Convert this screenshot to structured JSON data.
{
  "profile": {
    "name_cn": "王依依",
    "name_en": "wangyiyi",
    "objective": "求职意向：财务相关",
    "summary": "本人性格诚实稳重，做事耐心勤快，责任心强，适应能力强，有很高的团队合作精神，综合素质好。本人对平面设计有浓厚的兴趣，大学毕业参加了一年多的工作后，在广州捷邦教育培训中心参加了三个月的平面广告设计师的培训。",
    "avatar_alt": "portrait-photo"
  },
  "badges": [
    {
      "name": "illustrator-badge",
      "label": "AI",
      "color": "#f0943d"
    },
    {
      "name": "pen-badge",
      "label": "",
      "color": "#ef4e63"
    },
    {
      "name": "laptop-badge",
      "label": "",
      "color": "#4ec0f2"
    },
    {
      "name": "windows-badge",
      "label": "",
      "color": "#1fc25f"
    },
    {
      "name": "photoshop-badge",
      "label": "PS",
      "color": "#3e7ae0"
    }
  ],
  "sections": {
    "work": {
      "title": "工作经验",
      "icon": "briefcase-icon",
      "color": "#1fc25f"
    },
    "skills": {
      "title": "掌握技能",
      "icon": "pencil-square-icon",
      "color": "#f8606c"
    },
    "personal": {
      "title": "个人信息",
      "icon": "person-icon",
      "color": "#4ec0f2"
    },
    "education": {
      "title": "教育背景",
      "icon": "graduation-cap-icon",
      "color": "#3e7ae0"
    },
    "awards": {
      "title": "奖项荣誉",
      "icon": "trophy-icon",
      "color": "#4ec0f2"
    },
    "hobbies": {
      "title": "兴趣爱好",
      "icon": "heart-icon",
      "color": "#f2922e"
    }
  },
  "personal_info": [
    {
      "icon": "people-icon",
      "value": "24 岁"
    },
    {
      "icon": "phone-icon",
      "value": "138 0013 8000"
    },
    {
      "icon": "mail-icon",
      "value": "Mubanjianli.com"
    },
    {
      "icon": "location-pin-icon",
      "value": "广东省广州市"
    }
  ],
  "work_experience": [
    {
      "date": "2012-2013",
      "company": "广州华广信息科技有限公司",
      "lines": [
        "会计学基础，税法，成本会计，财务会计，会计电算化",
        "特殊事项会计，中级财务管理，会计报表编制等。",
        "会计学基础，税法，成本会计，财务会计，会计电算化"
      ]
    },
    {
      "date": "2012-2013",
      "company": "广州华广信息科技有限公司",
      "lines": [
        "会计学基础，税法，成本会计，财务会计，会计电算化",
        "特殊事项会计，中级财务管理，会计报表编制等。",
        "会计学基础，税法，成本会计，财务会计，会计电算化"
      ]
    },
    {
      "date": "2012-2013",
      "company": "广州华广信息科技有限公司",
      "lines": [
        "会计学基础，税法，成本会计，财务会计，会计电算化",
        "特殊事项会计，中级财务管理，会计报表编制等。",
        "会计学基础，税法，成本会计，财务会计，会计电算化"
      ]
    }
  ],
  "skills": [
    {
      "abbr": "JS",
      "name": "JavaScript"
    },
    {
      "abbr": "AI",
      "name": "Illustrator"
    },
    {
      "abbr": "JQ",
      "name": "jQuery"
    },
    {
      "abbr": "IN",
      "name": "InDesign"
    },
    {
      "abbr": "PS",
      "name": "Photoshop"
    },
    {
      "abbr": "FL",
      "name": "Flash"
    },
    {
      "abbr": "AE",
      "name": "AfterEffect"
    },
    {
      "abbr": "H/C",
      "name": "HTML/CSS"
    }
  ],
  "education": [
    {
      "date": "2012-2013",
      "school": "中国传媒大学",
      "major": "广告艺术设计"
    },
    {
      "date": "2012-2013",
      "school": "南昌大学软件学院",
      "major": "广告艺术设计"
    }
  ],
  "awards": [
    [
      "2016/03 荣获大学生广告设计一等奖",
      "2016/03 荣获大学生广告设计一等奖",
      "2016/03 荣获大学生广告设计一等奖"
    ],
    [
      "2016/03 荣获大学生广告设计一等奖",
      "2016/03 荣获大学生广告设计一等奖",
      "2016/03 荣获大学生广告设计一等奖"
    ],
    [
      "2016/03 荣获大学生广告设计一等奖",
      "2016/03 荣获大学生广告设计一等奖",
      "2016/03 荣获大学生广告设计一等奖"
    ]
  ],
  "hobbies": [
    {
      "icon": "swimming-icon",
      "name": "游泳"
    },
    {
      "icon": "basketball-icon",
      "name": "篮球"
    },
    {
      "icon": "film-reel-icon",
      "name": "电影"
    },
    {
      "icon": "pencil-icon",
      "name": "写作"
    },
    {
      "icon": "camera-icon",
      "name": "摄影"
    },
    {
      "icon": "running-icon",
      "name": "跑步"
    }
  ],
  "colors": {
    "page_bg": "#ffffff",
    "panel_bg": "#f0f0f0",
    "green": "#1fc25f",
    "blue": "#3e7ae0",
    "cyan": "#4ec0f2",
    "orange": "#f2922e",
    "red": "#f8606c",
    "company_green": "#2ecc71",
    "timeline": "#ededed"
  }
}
-------
◆ To do
Repeat the material in full, exactly as it stands.

◆ Response
Convert this screenshot to structured JSON data.
{
  "profile": {
    "name_cn": "王依依",
    "name_en": "wangyiyi",
    "objective": "求职意向：财务相关",
    "summary": "本人性格诚实稳重，做事耐心勤快，责任心强，适应能力强，有很高的团队合作精神，综合素质好。本人对平面设计有浓厚的兴趣，大学毕业参加了一年多的工作后，在广州捷邦教育培训中心参加了三个月的平面广告设计师的培训。",
    "avatar_alt": "portrait-photo"
  },
  "badges": [
    {
      "name": "illustrator-badge",
      "label": "AI",
      "color": "#f0943d"
    },
    {
      "name": "pen-badge",
      "label": "",
      "color": "#ef4e63"
    },
    {
      "name": "laptop-badge",
      "label": "",
      "color": "#4ec0f2"
    },
    {
      "name": "windows-badge",
      "label": "",
      "color": "#1fc25f"
    },
    {
      "name": "photoshop-badge",
      "label": "PS",
      "color": "#3e7ae0"
    }
  ],
  "sections": {
    "work": {
      "title": "工作经验",
      "icon": "briefcase-icon",
      "color": "#1fc25f"
    },
    "skills": {
      "title": "掌握技能",
      "icon": "pencil-square-icon",
      "color": "#f8606c"
    },
    "personal": {
      "title": "个人信息",
      "icon": "person-icon",
      "color": "#4ec0f2"
    },
    "education": {
      "title": "教育背景",
      "icon": "graduation-cap-icon",
      "color": "#3e7ae0"
    },
    "awards": {
      "title": "奖项荣誉",
      "icon": "trophy-icon",
      "color": "#4ec0f2"
    },
    "hobbies": {
      "title": "兴趣爱好",
      "icon": "heart-icon",
      "color": "#f2922e"
    }
  },
  "personal_info": [
    {
      "icon": "people-icon",
      "value": "24 岁"
    },
    {
      "icon": "phone-icon",
      "value": "138 0013 8000"
    },
    {
      "icon": "mail-icon",
      "value": "Mubanjianli.com"
    },
    {
      "icon": "location-pin-icon",
      "value": "广东省广州市"
    }
  ],
  "work_experience": [
    {
      "date": "2012-2013",
      "company": "广州华广信息科技有限公司",
      "lines": [
        "会计学基础，税法，成本会计，财务会计，会计电算化",
        "特殊事项会计，中级财务管理，会计报表编制等。",
        "会计学基础，税法，成本会计，财务会计，会计电算化"
      ]
    },
    {
      "date": "2012-2013",
      "company": "广州华广信息科技有限公司",
      "lines": [
        "会计学基础，税法，成本会计，财务会计，会计电算化",
        "特殊事项会计，中级财务管理，会计报表编制等。",
        "会计学基础，税法，成本会计，财务会计，会计电算化"
      ]
    },
    {
      "date": "2012-2013",
      "company": "广州华广信息科技有限公司",
      "lines": [
        "会计学基础，税法，成本会计，财务会计，会计电算化",
        "特殊事项会计，中级财务管理，会计报表编制等。",
        "会计学基础，税法，成本会计，财务会计，会计电算化"
      ]
    }
  ],
  "skills": [
    {
      "abbr": "JS",
      "name": "JavaScript"
    },
    {
      "abbr": "AI",
      "name": "Illustrator"
    },
    {
      "abbr": "JQ",
      "name": "jQuery"
    },
    {
      "abbr": "IN",
      "name": "InDesign"
    },
    {
      "abbr": "PS",
      "name": "Photoshop"
    },
    {
      "abbr": "FL",
      "name": "Flash"
    },
    {
      "abbr": "AE",
      "name": "AfterEffect"
    },
    {
      "abbr": "H/C",
      "name": "HTML/CSS"
    }
  ],
  "education": [
    {
      "date": "2012-2013",
      "school": "中国传媒大学",
      "major": "广告艺术设计"
    },
    {
      "date": "2012-2013",
      "school": "南昌大学软件学院",
      "major": "广告艺术设计"
    }
  ],
  "awards": [
    [
      "2016/03 荣获大学生广告设计一等奖",
      "2016/03 荣获大学生广告设计一等奖",
      "2016/03 荣获大学生广告设计一等奖"
    ],
    [
      "2016/03 荣获大学生广告设计一等奖",
      "2016/03 荣获大学生广告设计一等奖",
      "2016/03 荣获大学生广告设计一等奖"
    ],
    [
      "2016/03 荣获大学生广告设计一等奖",
      "2016/03 荣获大学生广告设计一等奖",
      "2016/03 荣获大学生广告设计一等奖"
    ]
  ],
  "hobbies": [
    {
      "icon": "swimming-icon",
      "name": "游泳"
    },
    {
      "icon": "basketball-icon",
      "name": "篮球"
    },
    {
      "icon": "film-reel-icon",
      "name": "电影"
    },
    {
      "icon": "pencil-icon",
      "name": "写作"
    },
    {
      "icon": "camera-icon",
      "name": "摄影"
    },
    {
      "icon": "running-icon",
      "name": "跑步"
    }
  ],
  "colors": {
    "page_bg": "#ffffff",
    "panel_bg": "#f0f0f0",
    "green": "#1fc25f",
    "blue": "#3e7ae0",
    "cyan": "#4ec0f2",
    "orange": "#f2922e",
    "red": "#f8606c",
    "company_green": "#2ecc71",
    "timeline": "#ededed"
  }
}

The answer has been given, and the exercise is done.